◆ TASK TO CARRY OUT ◆
Set down exactly the lines running from the line with "Parse this screenshot: output" to the end of the listing below, both ends included.

(Records from a data source)
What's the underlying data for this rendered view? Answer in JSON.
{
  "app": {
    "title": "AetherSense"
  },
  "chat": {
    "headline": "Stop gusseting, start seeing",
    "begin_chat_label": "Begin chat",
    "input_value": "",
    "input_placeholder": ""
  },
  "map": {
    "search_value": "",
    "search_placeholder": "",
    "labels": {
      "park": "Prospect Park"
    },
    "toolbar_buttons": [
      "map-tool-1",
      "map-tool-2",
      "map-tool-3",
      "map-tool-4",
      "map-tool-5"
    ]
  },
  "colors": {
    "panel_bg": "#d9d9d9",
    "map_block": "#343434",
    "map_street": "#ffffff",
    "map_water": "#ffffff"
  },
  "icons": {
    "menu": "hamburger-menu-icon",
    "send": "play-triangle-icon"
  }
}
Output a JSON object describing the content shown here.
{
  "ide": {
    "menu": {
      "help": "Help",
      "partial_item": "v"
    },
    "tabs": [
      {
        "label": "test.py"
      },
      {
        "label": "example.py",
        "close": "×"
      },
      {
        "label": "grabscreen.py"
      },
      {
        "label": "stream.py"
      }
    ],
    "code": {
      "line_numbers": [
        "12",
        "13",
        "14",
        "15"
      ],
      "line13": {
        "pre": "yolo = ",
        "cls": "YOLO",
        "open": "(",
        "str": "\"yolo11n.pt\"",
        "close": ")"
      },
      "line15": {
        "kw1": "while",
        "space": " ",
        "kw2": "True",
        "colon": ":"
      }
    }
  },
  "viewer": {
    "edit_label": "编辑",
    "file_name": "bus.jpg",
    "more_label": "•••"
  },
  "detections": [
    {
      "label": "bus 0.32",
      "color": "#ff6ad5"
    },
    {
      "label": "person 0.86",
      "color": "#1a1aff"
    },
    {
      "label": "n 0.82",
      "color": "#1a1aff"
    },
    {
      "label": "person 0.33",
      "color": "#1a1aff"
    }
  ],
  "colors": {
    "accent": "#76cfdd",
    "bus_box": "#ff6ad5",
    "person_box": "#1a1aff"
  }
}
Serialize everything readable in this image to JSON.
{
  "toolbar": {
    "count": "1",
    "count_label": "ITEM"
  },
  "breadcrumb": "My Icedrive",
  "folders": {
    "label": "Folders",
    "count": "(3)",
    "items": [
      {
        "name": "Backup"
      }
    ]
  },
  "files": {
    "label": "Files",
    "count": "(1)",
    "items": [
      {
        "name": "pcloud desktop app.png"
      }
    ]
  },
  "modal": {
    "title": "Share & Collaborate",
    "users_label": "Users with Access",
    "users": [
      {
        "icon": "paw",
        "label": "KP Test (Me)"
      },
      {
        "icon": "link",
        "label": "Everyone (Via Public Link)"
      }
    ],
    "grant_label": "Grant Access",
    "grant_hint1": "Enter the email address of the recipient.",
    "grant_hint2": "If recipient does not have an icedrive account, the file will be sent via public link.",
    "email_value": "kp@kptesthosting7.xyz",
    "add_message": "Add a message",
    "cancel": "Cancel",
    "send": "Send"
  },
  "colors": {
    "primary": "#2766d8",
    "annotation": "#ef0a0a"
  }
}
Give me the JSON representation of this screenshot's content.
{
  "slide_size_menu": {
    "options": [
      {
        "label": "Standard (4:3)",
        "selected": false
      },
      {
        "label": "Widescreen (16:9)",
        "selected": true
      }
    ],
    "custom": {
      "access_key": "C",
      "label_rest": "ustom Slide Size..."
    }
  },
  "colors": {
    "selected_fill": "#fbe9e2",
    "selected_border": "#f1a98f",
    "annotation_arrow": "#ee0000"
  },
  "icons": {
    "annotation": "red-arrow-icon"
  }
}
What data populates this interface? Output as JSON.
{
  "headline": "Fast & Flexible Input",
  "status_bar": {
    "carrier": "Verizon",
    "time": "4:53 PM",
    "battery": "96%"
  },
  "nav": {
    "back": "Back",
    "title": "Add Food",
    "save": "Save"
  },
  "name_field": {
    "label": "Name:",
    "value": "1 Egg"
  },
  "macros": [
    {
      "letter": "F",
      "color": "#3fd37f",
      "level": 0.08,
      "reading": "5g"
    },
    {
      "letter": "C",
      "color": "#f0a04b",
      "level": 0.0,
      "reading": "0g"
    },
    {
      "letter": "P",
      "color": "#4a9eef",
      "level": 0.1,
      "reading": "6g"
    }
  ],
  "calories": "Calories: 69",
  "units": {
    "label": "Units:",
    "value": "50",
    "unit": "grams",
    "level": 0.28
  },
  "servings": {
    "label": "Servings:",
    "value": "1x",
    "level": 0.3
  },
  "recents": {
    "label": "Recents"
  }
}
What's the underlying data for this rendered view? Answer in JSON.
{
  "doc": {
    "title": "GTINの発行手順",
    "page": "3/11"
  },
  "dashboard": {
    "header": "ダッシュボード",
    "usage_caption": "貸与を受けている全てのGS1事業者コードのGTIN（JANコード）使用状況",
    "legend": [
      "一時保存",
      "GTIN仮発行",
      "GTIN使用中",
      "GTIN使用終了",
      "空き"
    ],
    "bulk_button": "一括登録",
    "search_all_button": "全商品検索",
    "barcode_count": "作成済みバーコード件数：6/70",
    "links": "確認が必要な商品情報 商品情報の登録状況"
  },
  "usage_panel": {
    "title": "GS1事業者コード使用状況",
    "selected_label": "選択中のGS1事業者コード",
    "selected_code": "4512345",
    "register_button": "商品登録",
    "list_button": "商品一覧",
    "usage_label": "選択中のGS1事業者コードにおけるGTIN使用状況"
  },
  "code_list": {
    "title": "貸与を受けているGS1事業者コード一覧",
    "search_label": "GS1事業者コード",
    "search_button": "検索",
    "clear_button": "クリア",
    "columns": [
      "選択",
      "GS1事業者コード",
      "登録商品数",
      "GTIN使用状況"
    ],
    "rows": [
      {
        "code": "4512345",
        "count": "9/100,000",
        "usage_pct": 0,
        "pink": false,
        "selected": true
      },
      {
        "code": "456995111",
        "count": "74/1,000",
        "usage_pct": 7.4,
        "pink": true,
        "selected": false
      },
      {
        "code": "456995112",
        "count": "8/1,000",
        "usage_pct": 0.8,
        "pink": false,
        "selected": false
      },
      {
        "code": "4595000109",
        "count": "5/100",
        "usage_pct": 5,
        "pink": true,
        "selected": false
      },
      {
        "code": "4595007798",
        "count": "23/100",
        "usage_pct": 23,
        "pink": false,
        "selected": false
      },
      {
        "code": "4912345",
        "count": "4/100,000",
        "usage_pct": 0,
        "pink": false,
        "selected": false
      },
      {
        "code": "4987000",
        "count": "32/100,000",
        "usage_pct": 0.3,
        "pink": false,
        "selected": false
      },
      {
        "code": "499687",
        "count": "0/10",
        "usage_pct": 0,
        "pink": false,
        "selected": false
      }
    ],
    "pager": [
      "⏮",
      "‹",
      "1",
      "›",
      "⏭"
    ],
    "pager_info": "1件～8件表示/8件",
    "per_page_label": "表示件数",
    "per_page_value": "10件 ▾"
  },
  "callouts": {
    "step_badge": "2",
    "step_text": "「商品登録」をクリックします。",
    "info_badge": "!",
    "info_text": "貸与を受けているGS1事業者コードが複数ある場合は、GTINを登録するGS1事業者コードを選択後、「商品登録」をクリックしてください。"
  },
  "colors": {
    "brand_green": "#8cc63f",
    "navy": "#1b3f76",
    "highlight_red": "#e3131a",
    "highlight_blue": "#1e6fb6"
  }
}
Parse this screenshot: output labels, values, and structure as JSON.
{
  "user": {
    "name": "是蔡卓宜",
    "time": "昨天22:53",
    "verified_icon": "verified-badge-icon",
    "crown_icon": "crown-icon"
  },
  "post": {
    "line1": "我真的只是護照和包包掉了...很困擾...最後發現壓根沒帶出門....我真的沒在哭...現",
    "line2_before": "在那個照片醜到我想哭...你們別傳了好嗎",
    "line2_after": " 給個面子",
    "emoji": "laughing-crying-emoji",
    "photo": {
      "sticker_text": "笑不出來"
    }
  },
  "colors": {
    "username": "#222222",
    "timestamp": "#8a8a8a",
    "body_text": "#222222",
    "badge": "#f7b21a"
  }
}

◆ SOLUTION FOR THIS EXERCISE ◆
Parse this screenshot: output labels, values, and structure as JSON.
{
  "user": {
    "name": "是蔡卓宜",
    "time": "昨天22:53",
    "verified_icon": "verified-badge-icon",
    "crown_icon": "crown-icon"
  },
  "post": {
    "line1": "我真的只是護照和包包掉了...很困擾...最後發現壓根沒帶出門....我真的沒在哭...現",
    "line2_before": "在那個照片醜到我想哭...你們別傳了好嗎",
    "line2_after": " 給個面子",
    "emoji": "laughing-crying-emoji",
    "photo": {
      "sticker_text": "笑不出來"
    }
  },
  "colors": {
    "username": "#222222",
    "timestamp": "#8a8a8a",
    "body_text": "#222222",
    "badge": "#f7b21a"
  }
}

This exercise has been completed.